## Begin Provided entries

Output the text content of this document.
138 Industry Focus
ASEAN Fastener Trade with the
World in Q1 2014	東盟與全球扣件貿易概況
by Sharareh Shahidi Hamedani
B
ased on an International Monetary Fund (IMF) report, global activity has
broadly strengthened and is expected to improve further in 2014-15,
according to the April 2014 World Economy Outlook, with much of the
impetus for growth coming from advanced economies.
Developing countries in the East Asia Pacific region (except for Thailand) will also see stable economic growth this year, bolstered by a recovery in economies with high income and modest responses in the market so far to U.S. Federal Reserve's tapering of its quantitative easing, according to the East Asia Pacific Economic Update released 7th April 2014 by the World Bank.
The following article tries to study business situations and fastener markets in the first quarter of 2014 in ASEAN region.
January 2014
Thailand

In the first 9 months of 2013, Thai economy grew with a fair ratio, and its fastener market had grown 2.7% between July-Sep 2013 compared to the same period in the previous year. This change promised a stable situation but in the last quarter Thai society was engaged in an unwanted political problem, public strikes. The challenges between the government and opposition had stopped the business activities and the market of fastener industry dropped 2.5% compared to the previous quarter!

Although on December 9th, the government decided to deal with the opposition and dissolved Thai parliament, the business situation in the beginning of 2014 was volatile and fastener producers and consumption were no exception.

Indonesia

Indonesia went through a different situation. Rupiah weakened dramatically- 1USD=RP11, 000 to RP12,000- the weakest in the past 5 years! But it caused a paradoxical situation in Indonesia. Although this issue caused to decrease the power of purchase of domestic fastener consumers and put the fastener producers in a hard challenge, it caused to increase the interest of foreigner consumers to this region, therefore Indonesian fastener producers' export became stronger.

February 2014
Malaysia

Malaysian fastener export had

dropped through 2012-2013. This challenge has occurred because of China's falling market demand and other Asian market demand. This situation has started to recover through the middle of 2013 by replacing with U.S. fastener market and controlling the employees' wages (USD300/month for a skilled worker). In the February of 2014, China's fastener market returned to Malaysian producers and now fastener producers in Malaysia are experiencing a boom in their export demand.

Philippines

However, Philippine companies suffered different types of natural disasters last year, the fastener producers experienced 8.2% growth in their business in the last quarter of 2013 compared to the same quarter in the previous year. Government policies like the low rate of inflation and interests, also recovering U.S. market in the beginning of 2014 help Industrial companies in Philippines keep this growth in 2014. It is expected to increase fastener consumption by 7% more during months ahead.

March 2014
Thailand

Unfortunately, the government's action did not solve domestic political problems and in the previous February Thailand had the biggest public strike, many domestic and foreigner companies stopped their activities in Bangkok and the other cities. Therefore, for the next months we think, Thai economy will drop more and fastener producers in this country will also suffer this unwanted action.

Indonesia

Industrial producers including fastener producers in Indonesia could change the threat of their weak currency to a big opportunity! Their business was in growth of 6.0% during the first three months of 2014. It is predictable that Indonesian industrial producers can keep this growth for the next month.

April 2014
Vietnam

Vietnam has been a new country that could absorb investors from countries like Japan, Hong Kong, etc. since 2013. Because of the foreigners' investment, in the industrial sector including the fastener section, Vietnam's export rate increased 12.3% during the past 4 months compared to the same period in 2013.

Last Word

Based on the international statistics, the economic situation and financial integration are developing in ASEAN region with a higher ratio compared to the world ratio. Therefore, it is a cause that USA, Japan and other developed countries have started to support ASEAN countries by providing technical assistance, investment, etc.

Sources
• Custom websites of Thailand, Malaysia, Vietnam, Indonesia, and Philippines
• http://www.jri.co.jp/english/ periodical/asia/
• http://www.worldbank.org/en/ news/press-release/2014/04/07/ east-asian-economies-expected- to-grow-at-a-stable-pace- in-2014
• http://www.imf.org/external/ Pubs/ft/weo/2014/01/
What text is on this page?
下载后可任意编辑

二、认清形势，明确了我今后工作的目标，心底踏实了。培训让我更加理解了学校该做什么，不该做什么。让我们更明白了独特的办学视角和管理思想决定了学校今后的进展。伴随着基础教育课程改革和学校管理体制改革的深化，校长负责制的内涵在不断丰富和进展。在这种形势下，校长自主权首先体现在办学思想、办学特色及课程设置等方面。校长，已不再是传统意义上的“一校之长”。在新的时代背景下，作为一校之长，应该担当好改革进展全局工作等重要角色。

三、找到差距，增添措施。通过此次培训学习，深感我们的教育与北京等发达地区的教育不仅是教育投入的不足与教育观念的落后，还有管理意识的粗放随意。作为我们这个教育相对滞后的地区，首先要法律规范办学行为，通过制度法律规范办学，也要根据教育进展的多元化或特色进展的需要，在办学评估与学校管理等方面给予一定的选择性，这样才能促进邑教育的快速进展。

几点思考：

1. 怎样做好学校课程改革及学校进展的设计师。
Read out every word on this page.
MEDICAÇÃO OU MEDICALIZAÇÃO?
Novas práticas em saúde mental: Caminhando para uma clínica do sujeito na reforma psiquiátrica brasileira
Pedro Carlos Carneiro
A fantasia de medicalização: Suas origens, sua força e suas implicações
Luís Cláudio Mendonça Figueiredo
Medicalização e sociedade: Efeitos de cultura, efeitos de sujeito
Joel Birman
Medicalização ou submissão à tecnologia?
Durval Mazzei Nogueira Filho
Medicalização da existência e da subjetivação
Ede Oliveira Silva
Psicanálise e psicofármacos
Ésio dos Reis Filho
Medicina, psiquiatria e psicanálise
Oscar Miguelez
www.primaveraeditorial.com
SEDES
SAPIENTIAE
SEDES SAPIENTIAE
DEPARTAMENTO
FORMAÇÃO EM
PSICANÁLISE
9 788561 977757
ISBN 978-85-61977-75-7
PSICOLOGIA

## End Provided entries

Transcribe all of the lines in the records precisely.

Output the text content of this document.
138 Industry Focus
ASEAN Fastener Trade with the
World in Q1 2014	東盟與全球扣件貿易概況
by Sharareh Shahidi Hamedani
B
ased on an International Monetary Fund (IMF) report, global activity has
broadly strengthened and is expected to improve further in 2014-15,
according to the April 2014 World Economy Outlook, with much of the
impetus for growth coming from advanced economies.
Developing countries in the East Asia Pacific region (except for Thailand) will also see stable economic growth this year, bolstered by a recovery in economies with high income and modest responses in the market so far to U.S. Federal Reserve's tapering of its quantitative easing, according to the East Asia Pacific Economic Update released 7th April 2014 by the World Bank.
The following article tries to study business situations and fastener markets in the first quarter of 2014 in ASEAN region.
January 2014
Thailand

In the first 9 months of 2013, Thai economy grew with a fair ratio, and its fastener market had grown 2.7% between July-Sep 2013 compared to the same period in the previous year. This change promised a stable situation but in the last quarter Thai society was engaged in an unwanted political problem, public strikes. The challenges between the government and opposition had stopped the business activities and the market of fastener industry dropped 2.5% compared to the previous quarter!

Although on December 9th, the government decided to deal with the opposition and dissolved Thai parliament, the business situation in the beginning of 2014 was volatile and fastener producers and consumption were no exception.

Indonesia

Indonesia went through a different situation. Rupiah weakened dramatically- 1USD=RP11, 000 to RP12,000- the weakest in the past 5 years! But it caused a paradoxical situation in Indonesia. Although this issue caused to decrease the power of purchase of domestic fastener consumers and put the fastener producers in a hard challenge, it caused to increase the interest of foreigner consumers to this region, therefore Indonesian fastener producers' export became stronger.

February 2014
Malaysia

Malaysian fastener export had

dropped through 2012-2013. This challenge has occurred because of China's falling market demand and other Asian market demand. This situation has started to recover through the middle of 2013 by replacing with U.S. fastener market and controlling the employees' wages (USD300/month for a skilled worker). In the February of 2014, China's fastener market returned to Malaysian producers and now fastener producers in Malaysia are experiencing a boom in their export demand.

Philippines

However, Philippine companies suffered different types of natural disasters last year, the fastener producers experienced 8.2% growth in their business in the last quarter of 2013 compared to the same quarter in the previous year. Government policies like the low rate of inflation and interests, also recovering U.S. market in the beginning of 2014 help Industrial companies in Philippines keep this growth in 2014. It is expected to increase fastener consumption by 7% more during months ahead.

March 2014
Thailand

Unfortunately, the government's action did not solve domestic political problems and in the previous February Thailand had the biggest public strike, many domestic and foreigner companies stopped their activities in Bangkok and the other cities. Therefore, for the next months we think, Thai economy will drop more and fastener producers in this country will also suffer this unwanted action.

Indonesia

Industrial producers including fastener producers in Indonesia could change the threat of their weak currency to a big opportunity! Their business was in growth of 6.0% during the first three months of 2014. It is predictable that Indonesian industrial producers can keep this growth for the next month.

April 2014
Vietnam

Vietnam has been a new country that could absorb investors from countries like Japan, Hong Kong, etc. since 2013. Because of the foreigners' investment, in the industrial sector including the fastener section, Vietnam's export rate increased 12.3% during the past 4 months compared to the same period in 2013.

Last Word

Based on the international statistics, the economic situation and financial integration are developing in ASEAN region with a higher ratio compared to the world ratio. Therefore, it is a cause that USA, Japan and other developed countries have started to support ASEAN countries by providing technical assistance, investment, etc.

Sources
• Custom websites of Thailand, Malaysia, Vietnam, Indonesia, and Philippines
• http://www.jri.co.jp/english/ periodical/asia/
• http://www.worldbank.org/en/ news/press-release/2014/04/07/ east-asian-economies-expected- to-grow-at-a-stable-pace- in-2014
• http://www.imf.org/external/ Pubs/ft/weo/2014/01/
What text is on this page?
下载后可任意编辑

二、认清形势，明确了我今后工作的目标，心底踏实了。培训让我更加理解了学校该做什么，不该做什么。让我们更明白了独特的办学视角和管理思想决定了学校今后的进展。伴随着基础教育课程改革和学校管理体制改革的深化，校长负责制的内涵在不断丰富和进展。在这种形势下，校长自主权首先体现在办学思想、办学特色及课程设置等方面。校长，已不再是传统意义上的“一校之长”。在新的时代背景下，作为一校之长，应该担当好改革进展全局工作等重要角色。

三、找到差距，增添措施。通过此次培训学习，深感我们的教育与北京等发达地区的教育不仅是教育投入的不足与教育观念的落后，还有管理意识的粗放随意。作为我们这个教育相对滞后的地区，首先要法律规范办学行为，通过制度法律规范办学，也要根据教育进展的多元化或特色进展的需要，在办学评估与学校管理等方面给予一定的选择性，这样才能促进邑教育的快速进展。

几点思考：

1. 怎样做好学校课程改革及学校进展的设计师。
Read out every word on this page.
MEDICAÇÃO OU MEDICALIZAÇÃO?
Novas práticas em saúde mental: Caminhando para uma clínica do sujeito na reforma psiquiátrica brasileira
Pedro Carlos Carneiro
A fantasia de medicalização: Suas origens, sua força e suas implicações
Luís Cláudio Mendonça Figueiredo
Medicalização e sociedade: Efeitos de cultura, efeitos de sujeito
Joel Birman
Medicalização ou submissão à tecnologia?
Durval Mazzei Nogueira Filho
Medicalização da existência e da subjetivação
Ede Oliveira Silva
Psicanálise e psicofármacos
Ésio dos Reis Filho
Medicina, psiquiatria e psicanálise
Oscar Miguelez
www.primaveraeditorial.com
SEDES
SAPIENTIAE
SEDES SAPIENTIAE
DEPARTAMENTO
FORMAÇÃO EM
PSICANÁLISE
9 788561 977757
ISBN 978-85-61977-75-7
PSICOLOGIA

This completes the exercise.